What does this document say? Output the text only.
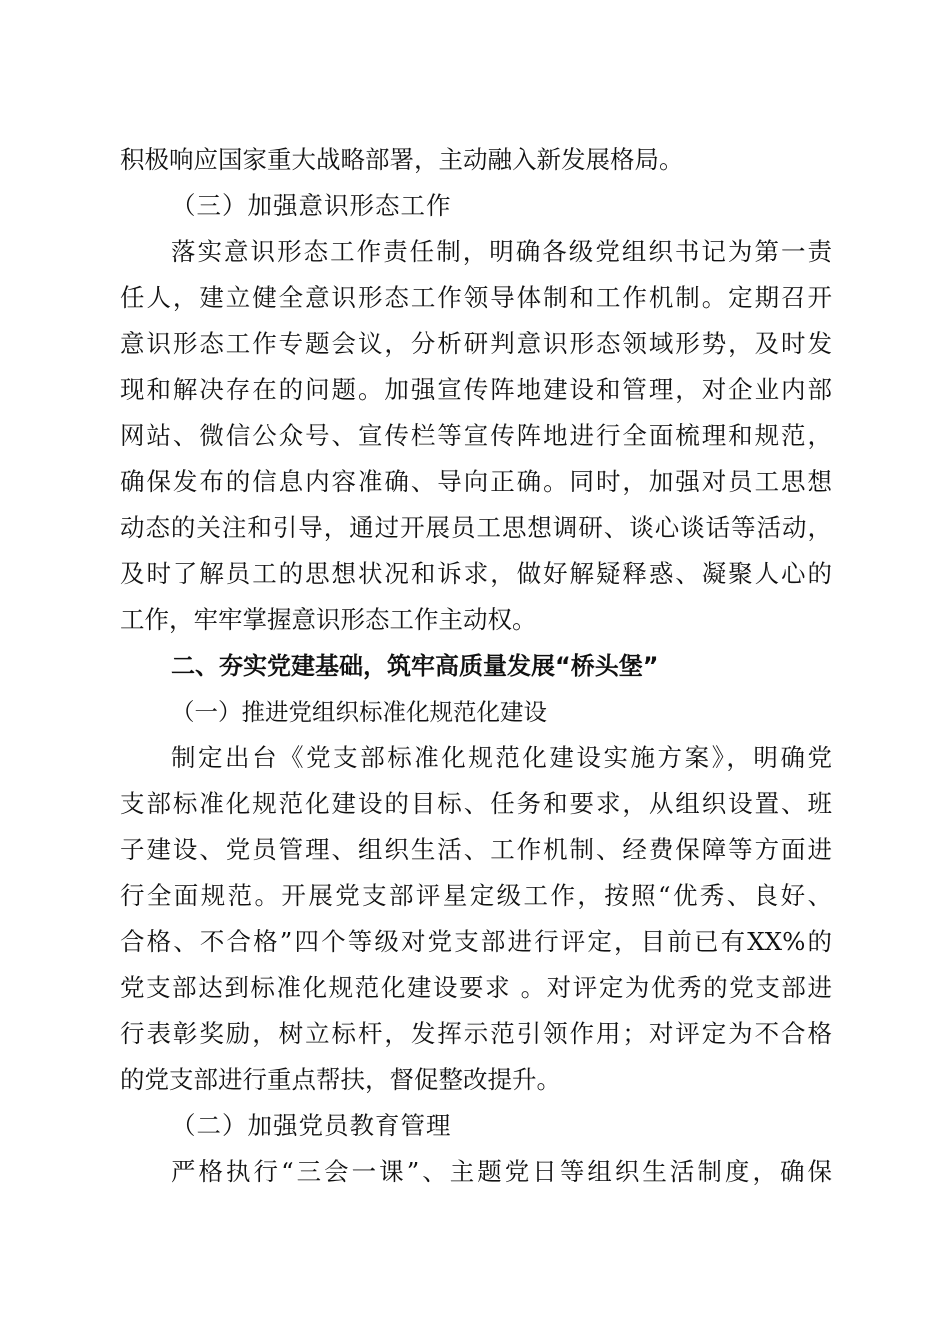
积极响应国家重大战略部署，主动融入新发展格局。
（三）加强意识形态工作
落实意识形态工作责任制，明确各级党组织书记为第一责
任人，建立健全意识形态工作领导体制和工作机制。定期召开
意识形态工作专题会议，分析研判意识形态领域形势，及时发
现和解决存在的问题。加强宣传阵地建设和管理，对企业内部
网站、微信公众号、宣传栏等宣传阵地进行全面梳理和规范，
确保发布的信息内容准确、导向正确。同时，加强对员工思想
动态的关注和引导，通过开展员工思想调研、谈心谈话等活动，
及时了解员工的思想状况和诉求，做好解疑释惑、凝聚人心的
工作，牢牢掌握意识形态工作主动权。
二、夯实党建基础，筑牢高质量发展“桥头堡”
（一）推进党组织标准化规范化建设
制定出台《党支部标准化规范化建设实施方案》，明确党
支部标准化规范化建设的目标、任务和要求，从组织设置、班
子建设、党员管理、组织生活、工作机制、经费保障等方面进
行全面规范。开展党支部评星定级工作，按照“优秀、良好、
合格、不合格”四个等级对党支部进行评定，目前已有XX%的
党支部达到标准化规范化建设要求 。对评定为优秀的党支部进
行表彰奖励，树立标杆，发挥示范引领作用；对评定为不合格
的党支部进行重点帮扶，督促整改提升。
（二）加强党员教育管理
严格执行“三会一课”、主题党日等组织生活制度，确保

####

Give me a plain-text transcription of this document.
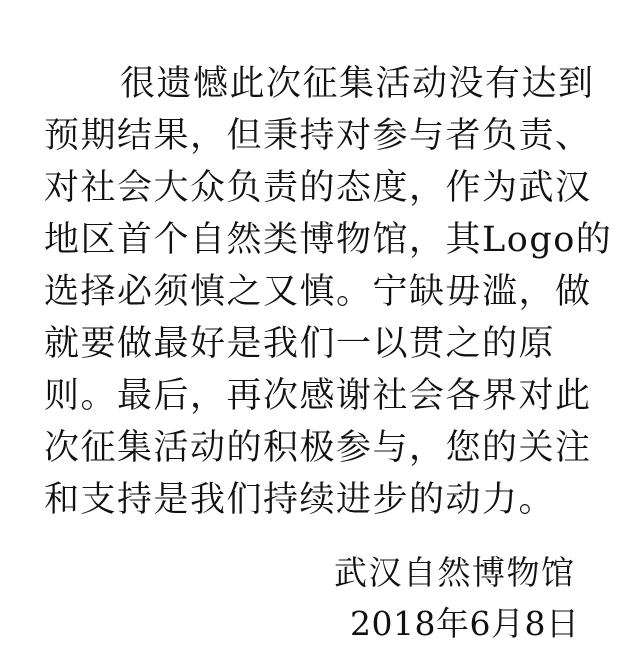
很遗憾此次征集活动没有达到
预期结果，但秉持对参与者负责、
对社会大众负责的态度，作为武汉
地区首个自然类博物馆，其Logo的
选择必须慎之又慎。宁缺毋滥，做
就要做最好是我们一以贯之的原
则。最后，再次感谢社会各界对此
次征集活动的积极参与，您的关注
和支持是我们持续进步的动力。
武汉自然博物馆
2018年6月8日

####

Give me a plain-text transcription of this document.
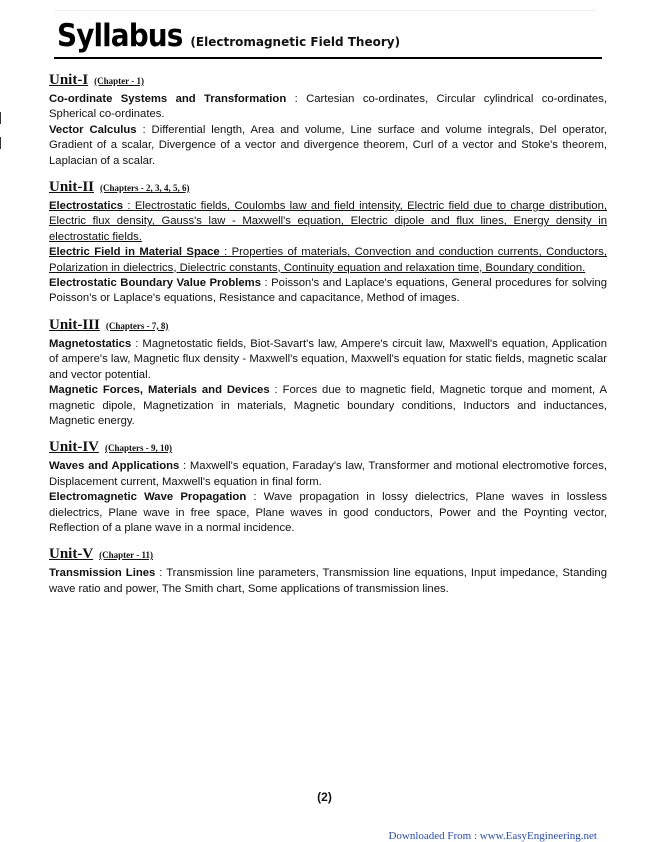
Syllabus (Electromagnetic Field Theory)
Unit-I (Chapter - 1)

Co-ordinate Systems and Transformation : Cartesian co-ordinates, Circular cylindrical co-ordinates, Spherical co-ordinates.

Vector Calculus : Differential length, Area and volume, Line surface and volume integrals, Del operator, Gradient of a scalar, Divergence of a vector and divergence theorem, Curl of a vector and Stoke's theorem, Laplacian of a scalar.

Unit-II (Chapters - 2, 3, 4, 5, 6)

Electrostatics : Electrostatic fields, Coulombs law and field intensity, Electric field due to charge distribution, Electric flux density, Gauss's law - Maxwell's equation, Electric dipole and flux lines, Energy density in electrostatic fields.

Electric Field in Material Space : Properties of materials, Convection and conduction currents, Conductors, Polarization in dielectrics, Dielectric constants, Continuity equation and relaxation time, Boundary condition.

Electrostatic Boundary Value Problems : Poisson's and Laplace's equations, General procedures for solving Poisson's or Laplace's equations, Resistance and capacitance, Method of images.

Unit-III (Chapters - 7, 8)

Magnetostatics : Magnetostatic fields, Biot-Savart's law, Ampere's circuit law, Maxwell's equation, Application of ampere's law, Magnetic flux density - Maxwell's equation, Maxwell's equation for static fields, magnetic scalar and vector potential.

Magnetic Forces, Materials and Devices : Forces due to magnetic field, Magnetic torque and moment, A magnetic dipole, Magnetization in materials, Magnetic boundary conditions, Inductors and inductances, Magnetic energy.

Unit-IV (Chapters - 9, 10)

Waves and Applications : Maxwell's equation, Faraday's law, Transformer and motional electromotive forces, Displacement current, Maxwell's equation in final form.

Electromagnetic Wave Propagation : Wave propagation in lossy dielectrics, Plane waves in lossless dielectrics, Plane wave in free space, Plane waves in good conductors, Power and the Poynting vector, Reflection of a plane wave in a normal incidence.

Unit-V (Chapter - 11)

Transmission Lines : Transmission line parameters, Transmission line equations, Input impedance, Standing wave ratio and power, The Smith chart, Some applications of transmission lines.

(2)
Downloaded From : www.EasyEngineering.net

####

__TASK GOAL__.
Copy each line of the listing that includes "Chapters".

__OUTPUT OF THE TASK__.
Unit-II (Chapters - 2, 3, 4, 5, 6)
Unit-III (Chapters - 7, 8)
Unit-IV (Chapters - 9, 10)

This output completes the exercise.